Do this:
Work out how many lines in the entries contain the string "system", and give nothing but that number.

Supplied information:
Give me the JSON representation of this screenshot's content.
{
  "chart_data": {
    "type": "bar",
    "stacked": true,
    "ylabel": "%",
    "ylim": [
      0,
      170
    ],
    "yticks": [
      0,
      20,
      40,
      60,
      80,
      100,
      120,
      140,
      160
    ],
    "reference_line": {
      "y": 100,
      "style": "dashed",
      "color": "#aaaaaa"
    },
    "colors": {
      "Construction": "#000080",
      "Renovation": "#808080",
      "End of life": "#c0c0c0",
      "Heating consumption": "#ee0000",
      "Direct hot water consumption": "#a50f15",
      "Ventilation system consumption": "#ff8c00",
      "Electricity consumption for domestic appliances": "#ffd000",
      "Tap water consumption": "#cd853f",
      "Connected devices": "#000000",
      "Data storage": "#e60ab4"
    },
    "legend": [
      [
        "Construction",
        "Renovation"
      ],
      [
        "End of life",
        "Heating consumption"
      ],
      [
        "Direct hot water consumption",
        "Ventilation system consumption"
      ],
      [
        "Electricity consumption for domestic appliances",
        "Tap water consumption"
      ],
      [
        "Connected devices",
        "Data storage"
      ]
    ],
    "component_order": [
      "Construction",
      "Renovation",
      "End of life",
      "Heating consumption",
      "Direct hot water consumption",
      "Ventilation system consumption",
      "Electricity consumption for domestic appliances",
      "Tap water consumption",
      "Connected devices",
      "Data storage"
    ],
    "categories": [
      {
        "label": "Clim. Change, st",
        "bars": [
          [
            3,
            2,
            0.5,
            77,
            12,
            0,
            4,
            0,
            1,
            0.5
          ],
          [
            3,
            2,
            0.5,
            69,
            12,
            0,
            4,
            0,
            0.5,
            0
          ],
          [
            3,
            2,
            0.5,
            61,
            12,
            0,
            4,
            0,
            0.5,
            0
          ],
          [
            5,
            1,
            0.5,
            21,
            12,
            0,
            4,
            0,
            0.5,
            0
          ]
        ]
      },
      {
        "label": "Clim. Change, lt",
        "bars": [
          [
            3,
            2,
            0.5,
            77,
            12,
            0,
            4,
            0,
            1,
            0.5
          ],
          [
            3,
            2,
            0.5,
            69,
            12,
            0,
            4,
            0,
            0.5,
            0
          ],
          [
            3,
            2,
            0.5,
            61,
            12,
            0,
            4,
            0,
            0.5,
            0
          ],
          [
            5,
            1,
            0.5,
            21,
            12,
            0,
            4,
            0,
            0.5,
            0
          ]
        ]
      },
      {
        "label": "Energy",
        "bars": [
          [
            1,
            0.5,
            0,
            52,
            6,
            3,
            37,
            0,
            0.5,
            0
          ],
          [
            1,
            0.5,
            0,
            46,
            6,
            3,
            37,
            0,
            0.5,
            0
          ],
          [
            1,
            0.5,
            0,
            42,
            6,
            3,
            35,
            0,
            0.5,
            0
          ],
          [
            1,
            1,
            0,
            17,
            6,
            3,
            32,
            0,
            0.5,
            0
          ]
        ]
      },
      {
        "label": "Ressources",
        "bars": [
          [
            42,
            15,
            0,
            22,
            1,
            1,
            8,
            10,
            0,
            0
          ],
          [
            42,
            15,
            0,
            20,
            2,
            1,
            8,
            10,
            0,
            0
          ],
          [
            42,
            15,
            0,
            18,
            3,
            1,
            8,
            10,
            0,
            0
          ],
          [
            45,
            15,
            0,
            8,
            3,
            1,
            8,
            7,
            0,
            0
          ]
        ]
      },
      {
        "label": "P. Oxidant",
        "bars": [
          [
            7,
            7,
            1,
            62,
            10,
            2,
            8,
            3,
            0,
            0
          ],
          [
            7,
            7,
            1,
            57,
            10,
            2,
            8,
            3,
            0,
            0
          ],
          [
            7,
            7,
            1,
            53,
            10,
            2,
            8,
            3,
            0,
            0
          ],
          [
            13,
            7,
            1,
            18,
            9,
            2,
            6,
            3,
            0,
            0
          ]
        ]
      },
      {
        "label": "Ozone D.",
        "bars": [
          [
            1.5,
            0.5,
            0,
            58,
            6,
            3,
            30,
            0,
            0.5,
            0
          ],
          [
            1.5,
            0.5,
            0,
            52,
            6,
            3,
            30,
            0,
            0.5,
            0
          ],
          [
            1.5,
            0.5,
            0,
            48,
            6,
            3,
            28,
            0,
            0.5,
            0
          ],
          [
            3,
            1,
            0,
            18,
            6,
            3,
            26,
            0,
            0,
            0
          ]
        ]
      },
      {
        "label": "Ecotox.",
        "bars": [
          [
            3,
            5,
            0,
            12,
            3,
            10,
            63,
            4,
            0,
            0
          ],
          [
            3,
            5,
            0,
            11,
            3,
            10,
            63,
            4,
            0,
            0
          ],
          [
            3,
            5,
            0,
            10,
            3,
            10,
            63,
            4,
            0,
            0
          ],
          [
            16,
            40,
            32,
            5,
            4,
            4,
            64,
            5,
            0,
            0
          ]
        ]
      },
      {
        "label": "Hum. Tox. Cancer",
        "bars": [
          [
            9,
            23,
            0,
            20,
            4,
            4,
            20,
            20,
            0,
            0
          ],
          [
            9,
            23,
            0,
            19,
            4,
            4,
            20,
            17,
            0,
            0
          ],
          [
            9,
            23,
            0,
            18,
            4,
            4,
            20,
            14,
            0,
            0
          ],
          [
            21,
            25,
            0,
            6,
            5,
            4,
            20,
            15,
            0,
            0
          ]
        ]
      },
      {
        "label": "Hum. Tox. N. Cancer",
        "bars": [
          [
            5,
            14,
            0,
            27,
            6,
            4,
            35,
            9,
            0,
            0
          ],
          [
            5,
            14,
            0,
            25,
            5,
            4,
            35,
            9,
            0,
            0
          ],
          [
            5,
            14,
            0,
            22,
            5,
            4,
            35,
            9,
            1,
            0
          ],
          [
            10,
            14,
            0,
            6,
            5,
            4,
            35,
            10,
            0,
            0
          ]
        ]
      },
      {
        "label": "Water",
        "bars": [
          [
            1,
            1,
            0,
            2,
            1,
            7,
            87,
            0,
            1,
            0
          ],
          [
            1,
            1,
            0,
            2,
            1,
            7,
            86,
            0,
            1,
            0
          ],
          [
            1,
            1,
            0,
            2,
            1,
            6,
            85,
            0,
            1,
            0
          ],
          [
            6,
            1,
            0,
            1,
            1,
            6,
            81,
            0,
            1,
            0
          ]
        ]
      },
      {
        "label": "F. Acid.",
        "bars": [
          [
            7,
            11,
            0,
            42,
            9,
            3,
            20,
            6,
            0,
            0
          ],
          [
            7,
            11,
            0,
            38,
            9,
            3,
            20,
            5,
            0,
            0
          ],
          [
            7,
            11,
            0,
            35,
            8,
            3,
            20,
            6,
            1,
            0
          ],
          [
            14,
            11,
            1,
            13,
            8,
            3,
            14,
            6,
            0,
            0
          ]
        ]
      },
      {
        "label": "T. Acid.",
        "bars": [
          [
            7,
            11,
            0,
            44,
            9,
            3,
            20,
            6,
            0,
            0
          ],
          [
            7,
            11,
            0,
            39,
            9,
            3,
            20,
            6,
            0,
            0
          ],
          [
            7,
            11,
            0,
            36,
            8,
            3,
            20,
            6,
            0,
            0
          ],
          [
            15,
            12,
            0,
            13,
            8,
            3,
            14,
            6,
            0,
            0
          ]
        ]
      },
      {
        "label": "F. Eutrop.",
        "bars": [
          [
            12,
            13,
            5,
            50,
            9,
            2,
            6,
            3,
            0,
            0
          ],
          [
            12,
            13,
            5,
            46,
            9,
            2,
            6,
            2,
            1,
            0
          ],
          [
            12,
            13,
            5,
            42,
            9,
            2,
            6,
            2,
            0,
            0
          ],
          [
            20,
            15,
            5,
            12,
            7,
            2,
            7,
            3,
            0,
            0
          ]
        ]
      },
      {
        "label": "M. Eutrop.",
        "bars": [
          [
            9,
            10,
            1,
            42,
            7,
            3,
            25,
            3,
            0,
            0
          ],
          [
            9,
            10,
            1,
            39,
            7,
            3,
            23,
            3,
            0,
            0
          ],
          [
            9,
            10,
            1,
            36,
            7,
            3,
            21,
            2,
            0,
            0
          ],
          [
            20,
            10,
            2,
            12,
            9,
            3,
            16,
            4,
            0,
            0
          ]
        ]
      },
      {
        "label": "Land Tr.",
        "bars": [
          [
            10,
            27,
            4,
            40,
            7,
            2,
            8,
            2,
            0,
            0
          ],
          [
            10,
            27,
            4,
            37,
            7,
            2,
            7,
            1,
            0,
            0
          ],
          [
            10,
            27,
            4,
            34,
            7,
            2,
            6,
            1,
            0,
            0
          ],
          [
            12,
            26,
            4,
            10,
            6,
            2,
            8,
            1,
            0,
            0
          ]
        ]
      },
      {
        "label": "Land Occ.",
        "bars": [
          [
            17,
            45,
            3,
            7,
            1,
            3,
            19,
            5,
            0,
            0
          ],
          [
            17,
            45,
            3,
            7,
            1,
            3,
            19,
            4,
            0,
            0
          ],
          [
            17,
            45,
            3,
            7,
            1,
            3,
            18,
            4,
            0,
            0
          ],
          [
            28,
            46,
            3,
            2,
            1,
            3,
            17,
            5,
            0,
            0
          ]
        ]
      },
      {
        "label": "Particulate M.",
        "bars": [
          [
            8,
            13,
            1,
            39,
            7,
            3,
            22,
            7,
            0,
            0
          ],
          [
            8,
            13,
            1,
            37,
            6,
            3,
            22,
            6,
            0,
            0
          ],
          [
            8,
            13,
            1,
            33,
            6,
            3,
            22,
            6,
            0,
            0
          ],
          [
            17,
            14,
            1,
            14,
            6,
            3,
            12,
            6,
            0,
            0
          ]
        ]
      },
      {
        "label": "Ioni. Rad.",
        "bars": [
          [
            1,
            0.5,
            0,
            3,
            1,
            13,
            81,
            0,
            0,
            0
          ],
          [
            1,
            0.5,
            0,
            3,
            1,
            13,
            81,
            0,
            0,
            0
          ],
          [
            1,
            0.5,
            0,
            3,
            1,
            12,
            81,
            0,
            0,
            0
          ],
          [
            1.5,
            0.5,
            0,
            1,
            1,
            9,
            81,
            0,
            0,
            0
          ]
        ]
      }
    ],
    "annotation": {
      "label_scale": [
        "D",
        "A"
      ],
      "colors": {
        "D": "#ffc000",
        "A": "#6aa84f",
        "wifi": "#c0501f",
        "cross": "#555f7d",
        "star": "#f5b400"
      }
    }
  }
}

Correct output:
3